**DOCUMENT EXCERPT:**
I hope everyone enjoys rereading it.

Gondolas in Venice; Actual size=240 pixels wide

AFRICANS & ASIANS

Breaking Boundaries

What do we Asians and Africans know about each other? What do we know about ourselves?

Recently, I gave a lecture in New York about the Chinese Cuban community in Havana. One young black man asked with some
emotion: Did you meet anyone with my last name?

In North America, this man is labeled "African American" or "black" based on his dark skin. But he is also Afro-Chinese of
Cuba. Like many peoples of the Caribbean, he is a product of an African-Asian legacy. In Cuba, African slaves and Chinese
Coolies labored on the sugar plantations during the 19th century. Chinese were kidnapped or decoyed from home villages, and
grafted onto the Cuban slavery system. Like their African counterparts, Chinese coolies lost their lives. 125,000 Chinese were
recorded as sold in Havana, not including many who were undocumented. Less than 50 percent survived past 8 years. When
these facts were mentioned at a 1998 Africana/ Walter Rodney conference, a black scholar dismissed them with disbelief.
Afterwards, we talked and wondered: What do we Asians and Africans know about each other? Furthermore, what do we
know about ourselves?

Besides being the source of labor, both Africa and Asia were sites of magnificent cultural and scientific developments, with
histories measured in millennia. These overlapping pasts of cultural and capital movements are part of a complex global history of
colonialism, independence wars and tremendous human labor. However, Africa and Asia encountered mutual respect before
European interventions. While sporadic contacts were made during the last millennium, it was in 1418 that a meeting of large
proportions occurred. The Chinese Muslim Admiral Cheng Ho (or "Zheng He") and the imperial Chinese fleet of startling
proportions, 300 ships and 28,000 men, ventured out in peace to learn from and trade with other peoples of the world. The fleet
arrived in East Africa. As villagers looked on, the fleet returned to them several African emissaries who had journeyed to China in
1416 to introduce African animals, giraffes, oxen and zebras.

**REQUIRED WORK:** Pick up the essay on African and Asian history above from where it stops, after the sentence about the African emissaries and their animals.

**DATA EXCERPTS:**
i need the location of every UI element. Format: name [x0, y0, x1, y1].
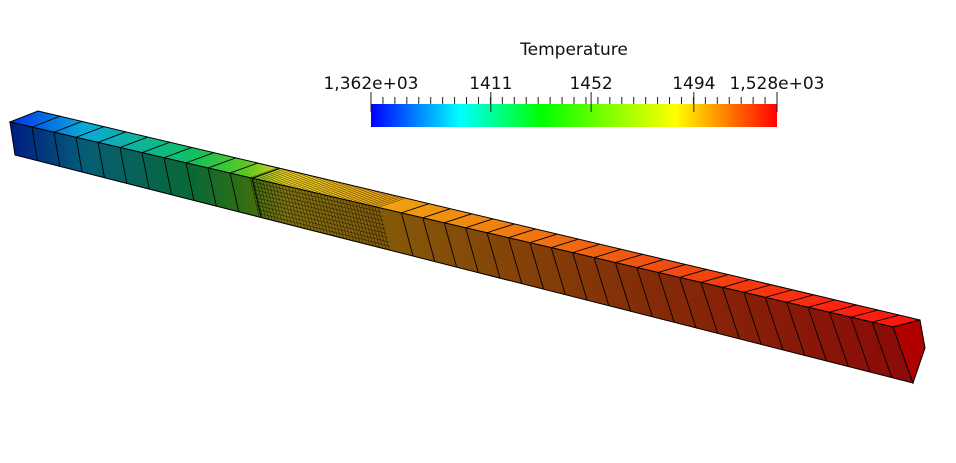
mesh-line [368, 195, 397, 248]
mesh-line [339, 188, 368, 241]
mesh-line [284, 175, 313, 227]
mesh-line [828, 304, 857, 367]
mesh-line [422, 208, 451, 262]
colorbar-tick-label: 1,362e+03 [323, 74, 418, 94]
mesh-line [361, 194, 390, 246]
mesh-line [400, 203, 430, 257]
mesh-line [251, 185, 383, 217]
mesh-line [53, 120, 83, 167]
mesh-line [807, 299, 836, 362]
mesh-line [323, 185, 352, 237]
mesh-line [786, 294, 814, 356]
mesh-line [258, 212, 391, 247]
mesh-line [529, 233, 558, 290]
mesh-line [364, 194, 393, 247]
beam [8, 110, 926, 385]
mesh-line [614, 253, 643, 312]
mesh-line [329, 186, 358, 238]
mesh-line [75, 126, 105, 173]
mesh-line [657, 263, 686, 323]
mesh-line [254, 197, 386, 230]
mesh-line [252, 168, 281, 218]
mesh-line [348, 191, 377, 243]
beam-shade [10, 122, 913, 383]
mesh-line [272, 172, 301, 223]
mesh-line [141, 141, 171, 190]
mesh-line [262, 170, 291, 221]
mesh-line [259, 169, 288, 220]
mesh-line [679, 269, 707, 329]
mesh-line [119, 136, 149, 184]
mesh-line [249, 167, 278, 218]
colorbar-tick-label: 1,528e+03 [729, 74, 824, 94]
mesh-line [371, 196, 400, 249]
colorbar-tick-label: 1411 [469, 74, 512, 94]
mesh-line [743, 284, 772, 345]
mesh-line [871, 314, 900, 378]
mesh-line [700, 274, 729, 334]
mesh-line [97, 131, 127, 178]
mesh-line [310, 182, 339, 233]
mesh-line [163, 147, 192, 195]
mesh-line [281, 175, 310, 226]
mesh-line [850, 309, 878, 373]
mesh-line [256, 205, 388, 238]
mesh-line [297, 179, 326, 230]
mesh-line [268, 172, 297, 222]
mesh-line [253, 193, 385, 226]
mesh-line [252, 189, 384, 221]
mesh-line [291, 177, 320, 228]
beam-end [892, 319, 926, 385]
mesh-line [443, 213, 472, 268]
mesh-line [207, 157, 236, 207]
mesh-line [251, 167, 280, 218]
mesh-line [636, 258, 665, 317]
mesh-line [278, 174, 307, 225]
mesh-line [352, 191, 381, 244]
mesh-line [313, 182, 342, 234]
mesh-line [257, 208, 390, 243]
mesh-line [355, 192, 384, 245]
mesh-line [256, 169, 285, 219]
mesh-line [550, 238, 579, 295]
mesh-line [332, 187, 361, 239]
mesh-line [255, 201, 387, 234]
mesh-line [316, 183, 345, 235]
mesh-line [326, 185, 355, 237]
mesh-line [721, 279, 750, 340]
mesh-line [342, 189, 371, 241]
mesh-line [486, 223, 515, 279]
mesh-line [229, 162, 258, 212]
mesh-line [275, 173, 304, 224]
mesh-line [465, 218, 494, 273]
colorbar [371, 104, 777, 127]
colorbar-title: Temperature [519, 40, 628, 60]
mesh-line [250, 181, 382, 213]
mesh-line [320, 184, 349, 236]
colorbar-tick-label: 1494 [672, 74, 715, 94]
mesh-line [265, 171, 294, 222]
mesh-line [507, 228, 536, 284]
mesh-line [336, 188, 365, 240]
beam-top [8, 110, 921, 328]
mesh-line [31, 115, 61, 161]
colorbar-tick-label: 1452 [569, 74, 612, 94]
mesh-line [185, 152, 214, 201]
mesh-line [307, 181, 336, 232]
mesh-line [374, 197, 403, 250]
mesh-line [572, 243, 601, 301]
mesh-line [593, 248, 622, 306]
mesh-line [288, 176, 317, 227]
mesh-line [304, 180, 333, 232]
mesh-line [300, 179, 329, 231]
mesh-line [358, 193, 387, 246]
mesh-line [294, 178, 323, 229]
mesh-line [764, 289, 793, 351]
mesh-line [345, 190, 374, 242]
mesh-line [377, 197, 406, 251]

**WRITTEN RESPONSE:**
Such shared legacies independent of Euro-American involvement are rarely studied. Similarly, Americans of African and Asian
descent are studied for "differences" and conflict in the mainstream. The differences and diversities are real, but the linkages are
significant. The fact that a Japanese American activist of Harlem, Yuri Kochiyama, held her comrade Malcolm X as he died on
the Audubon Ballroom floor has been erased from the books. The fact that Richard Wright was an accomplished writer of haiku
poetry, a Japanese art form, has been barely noticed. The fact that Katherine Dunham incorporated Asian dance forms and rituals
in her performance art is not widely known.

Afro-Asian linkages in the U.S. extend back to the 1800s, when the fate of early Asian arrivals was linked to African Americans.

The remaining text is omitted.